Written task: Each entry below is to be given again word for word, with no pictures.

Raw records

┌──

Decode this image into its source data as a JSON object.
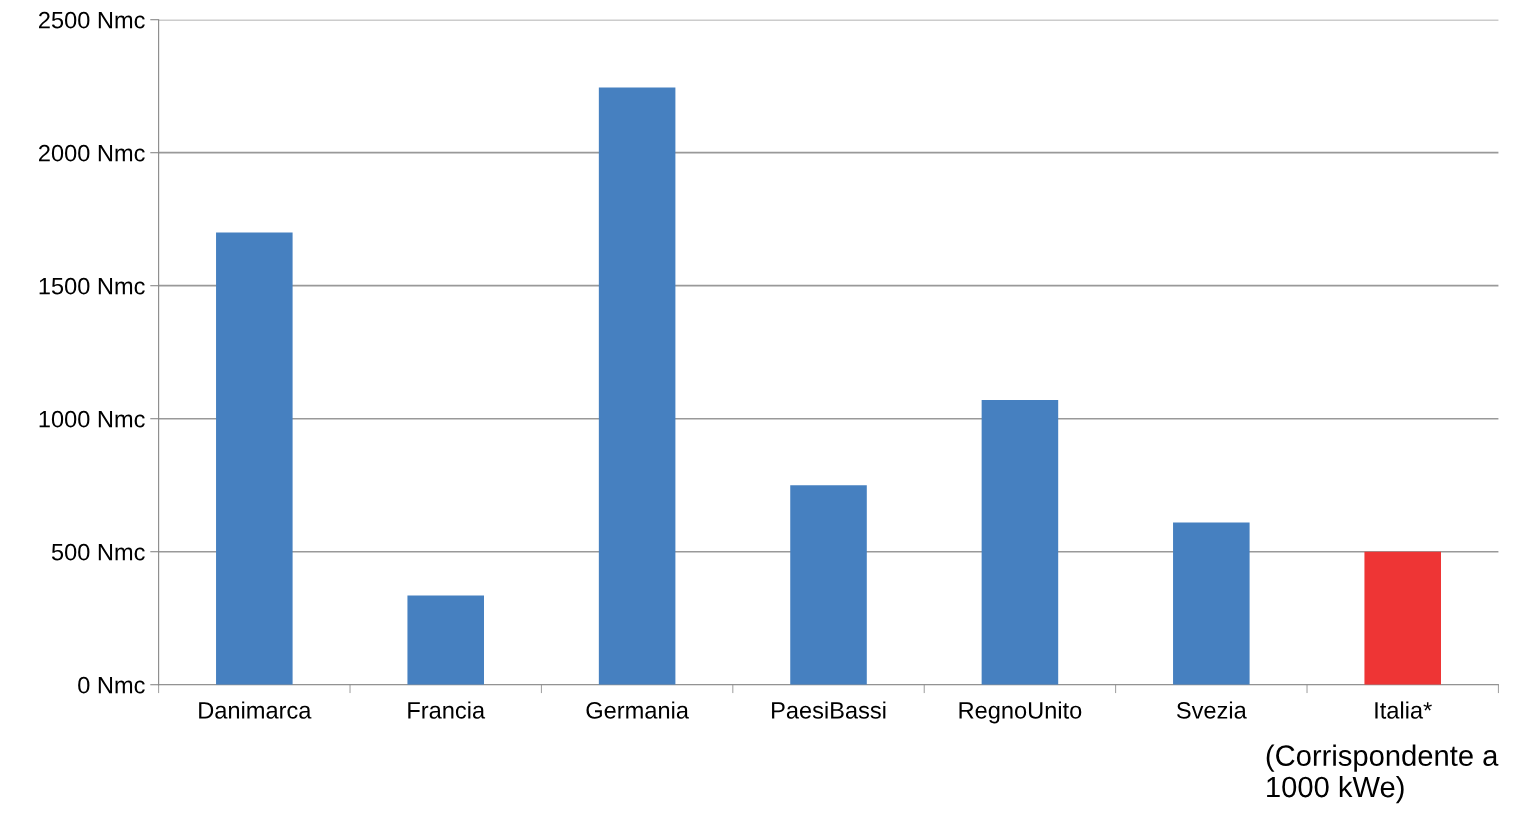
{
  "chart_data": {
    "type": "bar",
    "categories": [
      "Danimarca",
      "Francia",
      "Germania",
      "PaesiBassi",
      "RegnoUnito",
      "Svezia",
      "Italia*"
    ],
    "values": [
      1700,
      335,
      2245,
      750,
      1070,
      610,
      500
    ],
    "colors": [
      "#4680c0",
      "#4680c0",
      "#4680c0",
      "#4680c0",
      "#4680c0",
      "#4680c0",
      "#ee3535"
    ],
    "ylim": [
      0,
      2500
    ],
    "yticks": [
      {
        "value": 0,
        "label": "0 Nmc"
      },
      {
        "value": 500,
        "label": "500 Nmc"
      },
      {
        "value": 1000,
        "label": "1000 Nmc"
      },
      {
        "value": 1500,
        "label": "1500 Nmc"
      },
      {
        "value": 2000,
        "label": "2000 Nmc"
      },
      {
        "value": 2500,
        "label": "2500 Nmc"
      }
    ],
    "grid": "y",
    "annotations": [
      "(Corrispondente a 1000 kWe)"
    ]
  }
}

└──

Result of the task:
Decode this image into its source data as a JSON object.
{
  "chart_data": {
    "type": "bar",
    "categories": [
      "Danimarca",
      "Francia",
      "Germania",
      "PaesiBassi",
      "RegnoUnito",
      "Svezia",
      "Italia*"
    ],
    "values": [
      1700,
      335,
      2245,
      750,
      1070,
      610,
      500
    ],
    "colors": [
      "#4680c0",
      "#4680c0",
      "#4680c0",
      "#4680c0",
      "#4680c0",
      "#4680c0",
      "#ee3535"
    ],
    "ylim": [
      0,
      2500
    ],
    "yticks": [
      {
        "value": 0,
        "label": "0 Nmc"
      },
      {
        "value": 500,
        "label": "500 Nmc"
      },
      {
        "value": 1000,
        "label": "1000 Nmc"
      },
      {
        "value": 1500,
        "label": "1500 Nmc"
      },
      {
        "value": 2000,
        "label": "2000 Nmc"
      },
      {
        "value": 2500,
        "label": "2500 Nmc"
      }
    ],
    "grid": "y",
    "annotations": [
      "(Corrispondente a 1000 kWe)"
    ]
  }
}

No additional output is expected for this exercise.